-- SHORT PROBLEM --
Write out every entry exactly as it appears.

******************************

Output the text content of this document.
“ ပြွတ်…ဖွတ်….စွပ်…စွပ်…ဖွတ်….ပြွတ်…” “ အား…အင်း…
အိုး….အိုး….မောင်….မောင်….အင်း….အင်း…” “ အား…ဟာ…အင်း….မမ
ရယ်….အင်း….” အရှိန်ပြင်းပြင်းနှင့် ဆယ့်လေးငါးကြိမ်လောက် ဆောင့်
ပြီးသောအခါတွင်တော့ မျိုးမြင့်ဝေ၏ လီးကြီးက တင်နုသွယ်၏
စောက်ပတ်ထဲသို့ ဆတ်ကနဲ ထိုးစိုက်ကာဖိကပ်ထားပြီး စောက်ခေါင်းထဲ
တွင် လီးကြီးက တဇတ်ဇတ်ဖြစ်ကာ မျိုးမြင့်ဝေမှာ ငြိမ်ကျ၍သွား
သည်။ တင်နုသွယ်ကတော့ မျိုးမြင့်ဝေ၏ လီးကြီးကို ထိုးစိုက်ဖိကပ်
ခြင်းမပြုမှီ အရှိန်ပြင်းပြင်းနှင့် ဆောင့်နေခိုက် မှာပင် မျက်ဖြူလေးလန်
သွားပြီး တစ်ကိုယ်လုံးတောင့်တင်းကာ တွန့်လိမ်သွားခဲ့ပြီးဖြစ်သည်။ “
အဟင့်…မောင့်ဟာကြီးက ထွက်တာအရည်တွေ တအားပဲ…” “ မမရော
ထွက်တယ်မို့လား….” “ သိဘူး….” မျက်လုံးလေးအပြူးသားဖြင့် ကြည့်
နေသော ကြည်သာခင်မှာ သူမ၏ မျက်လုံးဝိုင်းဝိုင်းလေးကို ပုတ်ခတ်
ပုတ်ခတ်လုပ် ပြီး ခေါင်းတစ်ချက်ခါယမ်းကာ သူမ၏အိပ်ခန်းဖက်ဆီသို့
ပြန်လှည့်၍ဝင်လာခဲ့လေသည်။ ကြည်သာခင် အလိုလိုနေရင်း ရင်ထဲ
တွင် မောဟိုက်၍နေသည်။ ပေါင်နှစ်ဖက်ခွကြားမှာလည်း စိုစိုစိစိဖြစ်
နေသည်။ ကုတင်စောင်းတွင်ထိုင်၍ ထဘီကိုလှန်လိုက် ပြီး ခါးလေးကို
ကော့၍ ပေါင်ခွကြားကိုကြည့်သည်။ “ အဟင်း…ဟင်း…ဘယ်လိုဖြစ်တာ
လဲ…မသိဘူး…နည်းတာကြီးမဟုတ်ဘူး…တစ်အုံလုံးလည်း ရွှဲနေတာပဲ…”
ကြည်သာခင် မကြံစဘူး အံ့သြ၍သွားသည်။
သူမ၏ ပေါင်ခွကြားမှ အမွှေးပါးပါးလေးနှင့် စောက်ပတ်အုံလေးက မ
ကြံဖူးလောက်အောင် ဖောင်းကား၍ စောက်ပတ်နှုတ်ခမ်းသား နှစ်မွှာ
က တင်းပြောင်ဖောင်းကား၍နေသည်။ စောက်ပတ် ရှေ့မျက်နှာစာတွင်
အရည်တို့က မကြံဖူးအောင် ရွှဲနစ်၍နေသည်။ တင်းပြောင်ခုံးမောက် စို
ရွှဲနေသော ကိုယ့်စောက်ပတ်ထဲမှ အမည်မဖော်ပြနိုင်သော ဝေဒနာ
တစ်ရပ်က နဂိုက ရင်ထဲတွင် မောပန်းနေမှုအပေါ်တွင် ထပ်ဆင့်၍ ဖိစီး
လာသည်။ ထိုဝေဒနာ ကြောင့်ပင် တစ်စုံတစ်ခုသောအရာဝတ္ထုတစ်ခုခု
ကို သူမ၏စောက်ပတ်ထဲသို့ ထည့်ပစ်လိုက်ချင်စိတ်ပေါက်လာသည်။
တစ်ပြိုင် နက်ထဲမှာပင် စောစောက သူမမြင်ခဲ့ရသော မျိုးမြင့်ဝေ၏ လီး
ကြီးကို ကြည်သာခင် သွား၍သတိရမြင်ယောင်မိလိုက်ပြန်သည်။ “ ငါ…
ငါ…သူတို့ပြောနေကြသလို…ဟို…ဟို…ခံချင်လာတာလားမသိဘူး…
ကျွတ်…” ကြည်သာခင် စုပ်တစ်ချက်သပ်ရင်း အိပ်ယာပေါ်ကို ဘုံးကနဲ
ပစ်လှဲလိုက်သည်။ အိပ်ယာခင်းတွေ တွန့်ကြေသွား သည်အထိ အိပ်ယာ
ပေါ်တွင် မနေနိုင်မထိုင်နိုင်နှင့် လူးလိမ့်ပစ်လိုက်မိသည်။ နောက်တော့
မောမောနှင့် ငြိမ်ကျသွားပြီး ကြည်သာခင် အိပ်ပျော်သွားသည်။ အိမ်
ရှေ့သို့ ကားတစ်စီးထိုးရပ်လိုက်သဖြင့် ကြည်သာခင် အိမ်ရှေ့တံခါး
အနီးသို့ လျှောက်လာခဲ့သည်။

******************************

-- EXERCISE RESULT --
Output the text content of this document.
“ ပြွတ်…ဖွတ်….စွပ်…စွပ်…ဖွတ်….ပြွတ်…” “ အား…အင်း…
အိုး….အိုး….မောင်….မောင်….အင်း….အင်း…” “ အား…ဟာ…အင်း….မမ
ရယ်….အင်း….” အရှိန်ပြင်းပြင်းနှင့် ဆယ့်လေးငါးကြိမ်လောက် ဆောင့်
ပြီးသောအခါတွင်တော့ မျိုးမြင့်ဝေ၏ လီးကြီးက တင်နုသွယ်၏
စောက်ပတ်ထဲသို့ ဆတ်ကနဲ ထိုးစိုက်ကာဖိကပ်ထားပြီး စောက်ခေါင်းထဲ
တွင် လီးကြီးက တဇတ်ဇတ်ဖြစ်ကာ မျိုးမြင့်ဝေမှာ ငြိမ်ကျ၍သွား
သည်။ တင်နုသွယ်ကတော့ မျိုးမြင့်ဝေ၏ လီးကြီးကို ထိုးစိုက်ဖိကပ်
ခြင်းမပြုမှီ အရှိန်ပြင်းပြင်းနှင့် ဆောင့်နေခိုက် မှာပင် မျက်ဖြူလေးလန်
သွားပြီး တစ်ကိုယ်လုံးတောင့်တင်းကာ တွန့်လိမ်သွားခဲ့ပြီးဖြစ်သည်။ “
အဟင့်…မောင့်ဟာကြီးက ထွက်တာအရည်တွေ တအားပဲ…” “ မမရော
ထွက်တယ်မို့လား….” “ သိဘူး….” မျက်လုံးလေးအပြူးသားဖြင့် ကြည့်
နေသော ကြည်သာခင်မှာ သူမ၏ မျက်လုံးဝိုင်းဝိုင်းလေးကို ပုတ်ခတ်
ပုတ်ခတ်လုပ် ပြီး ခေါင်းတစ်ချက်ခါယမ်းကာ သူမ၏အိပ်ခန်းဖက်ဆီသို့
ပြန်လှည့်၍ဝင်လာခဲ့လေသည်။ ကြည်သာခင် အလိုလိုနေရင်း ရင်ထဲ
တွင် မောဟိုက်၍နေသည်။ ပေါင်နှစ်ဖက်ခွကြားမှာလည်း စိုစိုစိစိဖြစ်
နေသည်။ ကုတင်စောင်းတွင်ထိုင်၍ ထဘီကိုလှန်လိုက် ပြီး ခါးလေးကို
ကော့၍ ပေါင်ခွကြားကိုကြည့်သည်။ “ အဟင်း…ဟင်း…ဘယ်လိုဖြစ်တာ
လဲ…မသိဘူး…နည်းတာကြီးမဟုတ်ဘူး…တစ်အုံလုံးလည်း ရွှဲနေတာပဲ…”
ကြည်သာခင် မကြံစဘူး အံ့သြ၍သွားသည်။
သူမ၏ ပေါင်ခွကြားမှ အမွှေးပါးပါးလေးနှင့် စောက်ပတ်အုံလေးက မ
ကြံဖူးလောက်အောင် ဖောင်းကား၍ စောက်ပတ်နှုတ်ခမ်းသား နှစ်မွှာ
က တင်းပြောင်ဖောင်းကား၍နေသည်။ စောက်ပတ် ရှေ့မျက်နှာစာတွင်
အရည်တို့က မကြံဖူးအောင် ရွှဲနစ်၍နေသည်။ တင်းပြောင်ခုံးမောက် စို
ရွှဲနေသော ကိုယ့်စောက်ပတ်ထဲမှ အမည်မဖော်ပြနိုင်သော ဝေဒနာ
တစ်ရပ်က နဂိုက ရင်ထဲတွင် မောပန်းနေမှုအပေါ်တွင် ထပ်ဆင့်၍ ဖိစီး
လာသည်။ ထိုဝေဒနာ ကြောင့်ပင် တစ်စုံတစ်ခုသောအရာဝတ္ထုတစ်ခုခု
ကို သူမ၏စောက်ပတ်ထဲသို့ ထည့်ပစ်လိုက်ချင်စိတ်ပေါက်လာသည်။
တစ်ပြိုင် နက်ထဲမှာပင် စောစောက သူမမြင်ခဲ့ရသော မျိုးမြင့်ဝေ၏ လီး
ကြီးကို ကြည်သာခင် သွား၍သတိရမြင်ယောင်မိလိုက်ပြန်သည်။ “ ငါ…
ငါ…သူတို့ပြောနေကြသလို…ဟို…ဟို…ခံချင်လာတာလားမသိဘူး…
ကျွတ်…” ကြည်သာခင် စုပ်တစ်ချက်သပ်ရင်း အိပ်ယာပေါ်ကို ဘုံးကနဲ
ပစ်လှဲလိုက်သည်။ အိပ်ယာခင်းတွေ တွန့်ကြေသွား သည်အထိ အိပ်ယာ
ပေါ်တွင် မနေနိုင်မထိုင်နိုင်နှင့် လူးလိမ့်ပစ်လိုက်မိသည်။ နောက်တော့
မောမောနှင့် ငြိမ်ကျသွားပြီး ကြည်သာခင် အိပ်ပျော်သွားသည်။ အိမ်
ရှေ့သို့ ကားတစ်စီးထိုးရပ်လိုက်သဖြင့် ကြည်သာခင် အိမ်ရှေ့တံခါး
အနီးသို့ လျှောက်လာခဲ့သည်။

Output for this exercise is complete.